* Supplied data *

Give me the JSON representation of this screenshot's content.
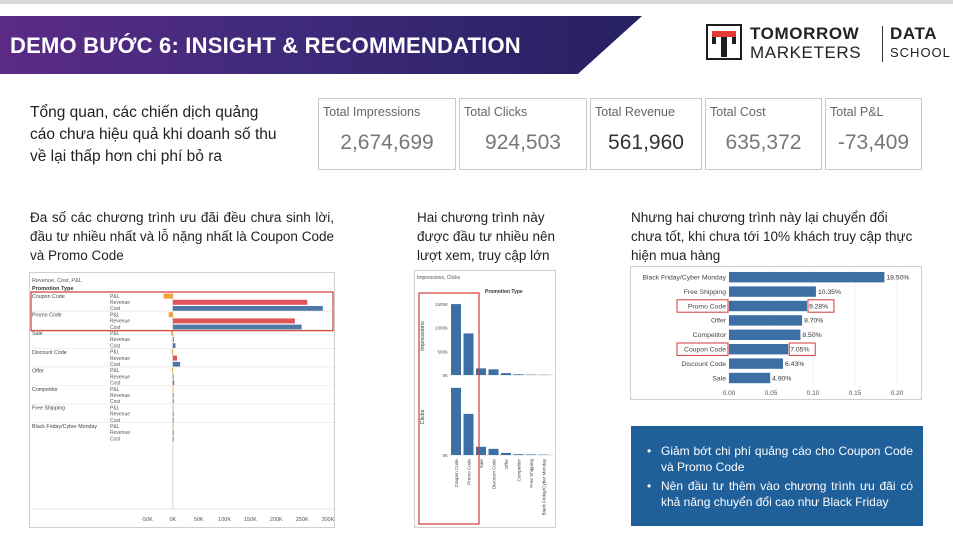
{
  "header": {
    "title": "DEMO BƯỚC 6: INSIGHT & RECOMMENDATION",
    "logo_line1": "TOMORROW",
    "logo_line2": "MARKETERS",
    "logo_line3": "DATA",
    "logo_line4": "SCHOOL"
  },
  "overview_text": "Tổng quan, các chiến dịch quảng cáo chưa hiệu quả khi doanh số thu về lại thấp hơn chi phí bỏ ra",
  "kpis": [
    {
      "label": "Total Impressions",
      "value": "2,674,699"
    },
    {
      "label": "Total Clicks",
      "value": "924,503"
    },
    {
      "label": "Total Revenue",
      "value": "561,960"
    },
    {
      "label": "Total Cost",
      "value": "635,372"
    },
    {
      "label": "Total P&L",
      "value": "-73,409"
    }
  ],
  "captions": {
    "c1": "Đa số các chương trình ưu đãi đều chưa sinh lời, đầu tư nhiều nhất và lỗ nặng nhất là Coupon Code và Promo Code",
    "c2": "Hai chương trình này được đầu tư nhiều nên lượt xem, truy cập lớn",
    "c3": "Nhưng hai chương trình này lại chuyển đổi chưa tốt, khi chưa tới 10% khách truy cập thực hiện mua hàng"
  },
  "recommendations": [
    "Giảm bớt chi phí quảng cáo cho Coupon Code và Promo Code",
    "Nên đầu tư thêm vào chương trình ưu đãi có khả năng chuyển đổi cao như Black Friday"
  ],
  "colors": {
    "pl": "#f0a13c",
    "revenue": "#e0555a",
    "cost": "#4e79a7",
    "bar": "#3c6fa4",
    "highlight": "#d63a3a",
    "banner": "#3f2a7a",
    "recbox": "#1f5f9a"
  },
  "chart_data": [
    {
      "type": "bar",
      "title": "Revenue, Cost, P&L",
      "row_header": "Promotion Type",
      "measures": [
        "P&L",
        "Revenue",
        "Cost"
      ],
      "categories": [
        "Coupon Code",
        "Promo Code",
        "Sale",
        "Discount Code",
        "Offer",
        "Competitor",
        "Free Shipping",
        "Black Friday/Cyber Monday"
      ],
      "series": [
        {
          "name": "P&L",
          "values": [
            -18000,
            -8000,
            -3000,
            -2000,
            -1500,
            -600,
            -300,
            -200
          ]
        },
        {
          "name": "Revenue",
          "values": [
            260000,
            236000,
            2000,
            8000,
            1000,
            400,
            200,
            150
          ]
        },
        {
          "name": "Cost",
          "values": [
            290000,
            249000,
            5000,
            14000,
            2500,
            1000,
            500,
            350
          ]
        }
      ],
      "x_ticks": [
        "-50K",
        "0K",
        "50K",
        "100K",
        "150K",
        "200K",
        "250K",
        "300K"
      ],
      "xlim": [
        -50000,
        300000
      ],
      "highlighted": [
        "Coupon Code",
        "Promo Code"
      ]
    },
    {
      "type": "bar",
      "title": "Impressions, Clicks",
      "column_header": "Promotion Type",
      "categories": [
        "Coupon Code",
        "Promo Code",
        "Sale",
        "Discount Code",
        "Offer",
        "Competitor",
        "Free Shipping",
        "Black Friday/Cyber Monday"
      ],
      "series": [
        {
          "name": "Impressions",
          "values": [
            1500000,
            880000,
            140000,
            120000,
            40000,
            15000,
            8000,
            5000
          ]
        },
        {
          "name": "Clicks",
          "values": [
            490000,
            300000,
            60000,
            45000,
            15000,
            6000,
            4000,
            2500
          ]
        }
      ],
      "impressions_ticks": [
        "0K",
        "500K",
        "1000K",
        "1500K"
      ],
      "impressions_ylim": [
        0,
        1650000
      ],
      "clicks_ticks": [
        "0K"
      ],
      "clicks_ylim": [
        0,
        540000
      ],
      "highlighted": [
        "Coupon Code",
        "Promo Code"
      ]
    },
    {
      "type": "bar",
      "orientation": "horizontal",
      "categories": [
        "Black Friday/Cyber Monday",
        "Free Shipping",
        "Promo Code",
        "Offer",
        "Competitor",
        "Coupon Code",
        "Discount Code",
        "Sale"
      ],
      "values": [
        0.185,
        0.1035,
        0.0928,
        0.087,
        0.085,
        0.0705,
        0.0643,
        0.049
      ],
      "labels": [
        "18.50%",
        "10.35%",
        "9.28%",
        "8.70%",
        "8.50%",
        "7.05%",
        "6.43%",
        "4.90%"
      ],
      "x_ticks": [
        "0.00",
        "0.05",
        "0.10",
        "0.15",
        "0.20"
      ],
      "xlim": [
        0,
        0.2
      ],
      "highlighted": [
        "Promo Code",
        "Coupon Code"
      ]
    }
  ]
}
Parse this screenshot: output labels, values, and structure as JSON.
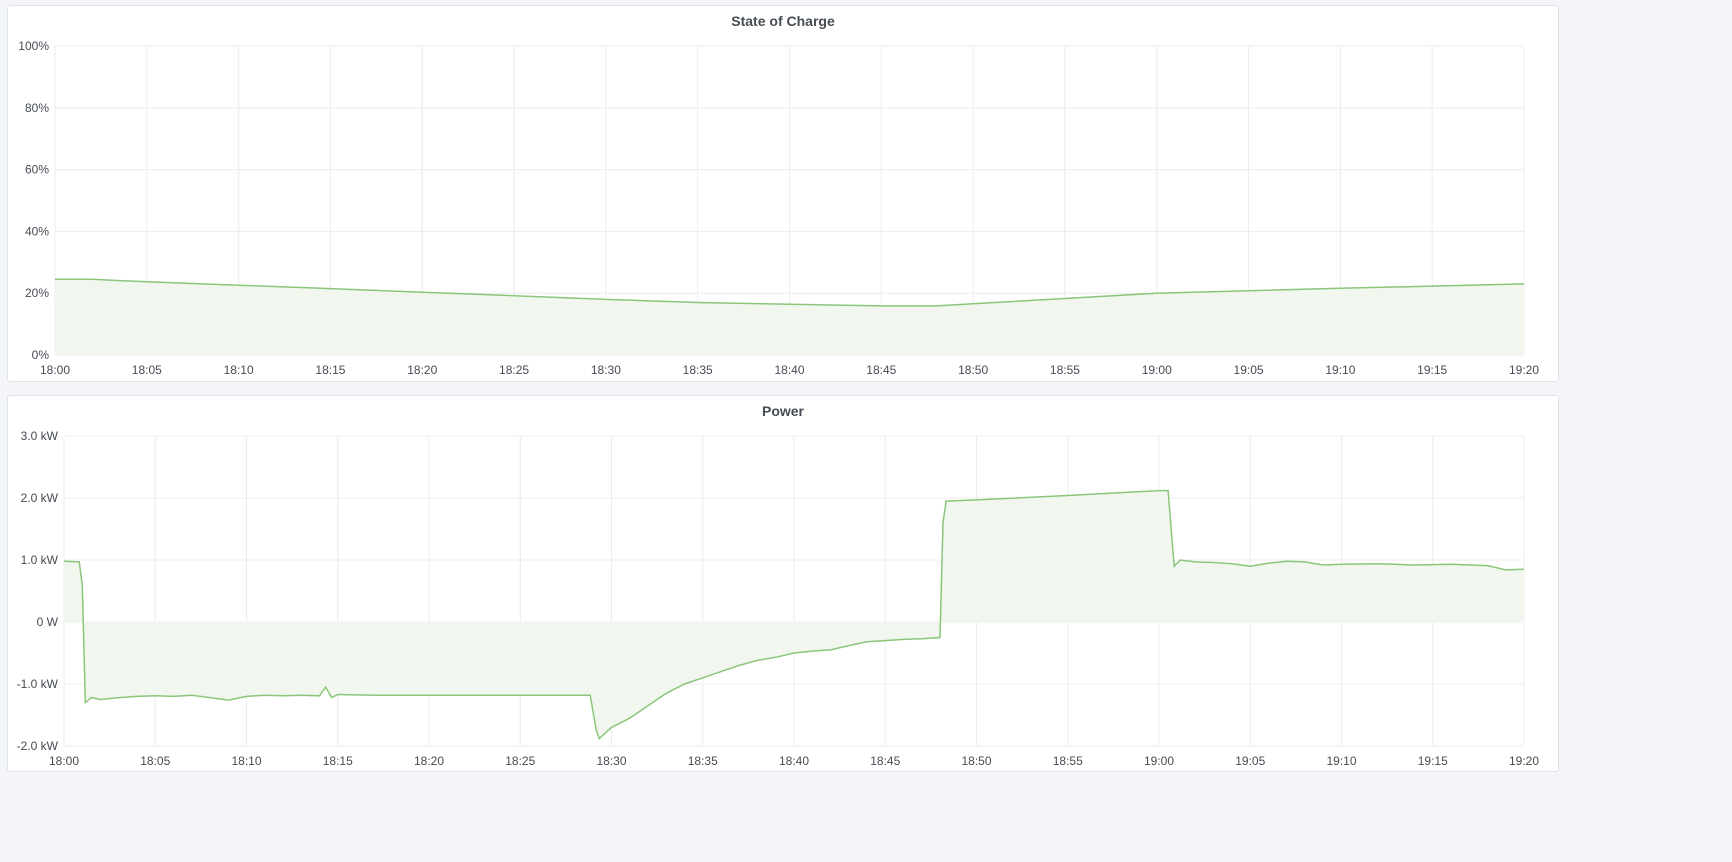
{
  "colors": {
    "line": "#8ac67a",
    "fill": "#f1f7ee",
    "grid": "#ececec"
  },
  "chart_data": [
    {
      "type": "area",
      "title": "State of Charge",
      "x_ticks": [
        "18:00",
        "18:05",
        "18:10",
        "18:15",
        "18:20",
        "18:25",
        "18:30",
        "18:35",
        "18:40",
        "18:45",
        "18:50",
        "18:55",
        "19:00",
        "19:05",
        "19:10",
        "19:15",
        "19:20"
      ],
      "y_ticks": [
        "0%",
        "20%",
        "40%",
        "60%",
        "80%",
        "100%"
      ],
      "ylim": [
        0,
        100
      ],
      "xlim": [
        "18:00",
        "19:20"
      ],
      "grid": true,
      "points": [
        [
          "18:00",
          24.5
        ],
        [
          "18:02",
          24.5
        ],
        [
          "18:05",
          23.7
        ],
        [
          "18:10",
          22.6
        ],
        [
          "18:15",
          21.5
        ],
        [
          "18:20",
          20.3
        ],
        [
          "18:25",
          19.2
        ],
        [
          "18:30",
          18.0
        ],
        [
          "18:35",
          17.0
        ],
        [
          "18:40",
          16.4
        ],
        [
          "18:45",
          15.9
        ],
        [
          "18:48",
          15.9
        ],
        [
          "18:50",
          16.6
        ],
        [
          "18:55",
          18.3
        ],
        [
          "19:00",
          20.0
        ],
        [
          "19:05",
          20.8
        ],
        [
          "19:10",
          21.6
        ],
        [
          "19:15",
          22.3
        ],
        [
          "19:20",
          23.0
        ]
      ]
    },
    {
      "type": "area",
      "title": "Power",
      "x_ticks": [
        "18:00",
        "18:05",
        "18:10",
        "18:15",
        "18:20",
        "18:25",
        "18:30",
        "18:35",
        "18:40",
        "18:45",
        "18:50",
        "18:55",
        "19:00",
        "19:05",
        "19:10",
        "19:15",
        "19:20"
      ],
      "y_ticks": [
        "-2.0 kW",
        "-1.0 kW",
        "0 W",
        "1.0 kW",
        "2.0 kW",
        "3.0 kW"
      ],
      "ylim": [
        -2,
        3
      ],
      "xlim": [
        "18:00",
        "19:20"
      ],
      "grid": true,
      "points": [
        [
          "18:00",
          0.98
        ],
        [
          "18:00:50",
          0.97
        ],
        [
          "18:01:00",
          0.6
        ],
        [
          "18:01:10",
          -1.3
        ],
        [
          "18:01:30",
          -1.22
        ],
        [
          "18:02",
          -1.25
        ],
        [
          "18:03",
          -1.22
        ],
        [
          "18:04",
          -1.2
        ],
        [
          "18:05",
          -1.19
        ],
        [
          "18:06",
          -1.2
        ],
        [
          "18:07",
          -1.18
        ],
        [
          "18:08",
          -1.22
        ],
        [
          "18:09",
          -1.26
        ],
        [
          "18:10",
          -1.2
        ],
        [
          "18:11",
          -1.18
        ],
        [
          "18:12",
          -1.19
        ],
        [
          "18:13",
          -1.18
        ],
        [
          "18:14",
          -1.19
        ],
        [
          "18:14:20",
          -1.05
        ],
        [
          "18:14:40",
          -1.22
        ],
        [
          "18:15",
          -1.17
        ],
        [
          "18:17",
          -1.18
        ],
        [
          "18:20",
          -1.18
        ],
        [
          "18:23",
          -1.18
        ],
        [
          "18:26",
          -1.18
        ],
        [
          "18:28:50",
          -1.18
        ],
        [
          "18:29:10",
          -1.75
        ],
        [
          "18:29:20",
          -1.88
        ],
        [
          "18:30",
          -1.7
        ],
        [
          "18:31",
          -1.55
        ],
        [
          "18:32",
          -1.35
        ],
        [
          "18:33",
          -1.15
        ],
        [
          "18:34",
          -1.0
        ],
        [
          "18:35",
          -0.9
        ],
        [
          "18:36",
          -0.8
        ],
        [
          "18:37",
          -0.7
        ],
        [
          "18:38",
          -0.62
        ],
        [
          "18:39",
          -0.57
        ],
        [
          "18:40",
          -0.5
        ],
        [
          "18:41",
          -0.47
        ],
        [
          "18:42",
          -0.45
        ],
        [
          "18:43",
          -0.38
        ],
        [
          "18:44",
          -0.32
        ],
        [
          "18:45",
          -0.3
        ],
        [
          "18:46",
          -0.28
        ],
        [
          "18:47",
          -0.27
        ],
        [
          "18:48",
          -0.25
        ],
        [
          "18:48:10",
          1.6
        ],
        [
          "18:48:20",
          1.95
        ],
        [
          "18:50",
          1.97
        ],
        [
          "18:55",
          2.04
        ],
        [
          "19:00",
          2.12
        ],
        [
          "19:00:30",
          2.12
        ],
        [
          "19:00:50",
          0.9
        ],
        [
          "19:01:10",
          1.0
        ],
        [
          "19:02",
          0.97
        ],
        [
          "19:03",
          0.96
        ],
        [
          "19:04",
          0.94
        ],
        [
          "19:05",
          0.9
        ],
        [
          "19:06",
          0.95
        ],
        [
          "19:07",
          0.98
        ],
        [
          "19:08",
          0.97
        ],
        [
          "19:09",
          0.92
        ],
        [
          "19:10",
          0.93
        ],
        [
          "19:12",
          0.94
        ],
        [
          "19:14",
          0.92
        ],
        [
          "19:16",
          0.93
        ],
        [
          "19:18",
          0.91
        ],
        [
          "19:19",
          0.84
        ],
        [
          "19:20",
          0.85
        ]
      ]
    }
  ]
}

* Problem details *
Scan the data above and copy every line with "chưa" in it.

* Solution *
  "overview_text": "Tổng quan, các chiến dịch quảng cáo chưa hiệu quả khi doanh số thu về lại thấp hơn chi phí bỏ ra",
    "c1": "Đa số các chương trình ưu đãi đều chưa sinh lời, đầu tư nhiều nhất và lỗ nặng nhất là Coupon Code và Promo Code",
    "c3": "Nhưng hai chương trình này lại chuyển đổi chưa tốt, khi chưa tới 10% khách truy cập thực hiện mua hàng"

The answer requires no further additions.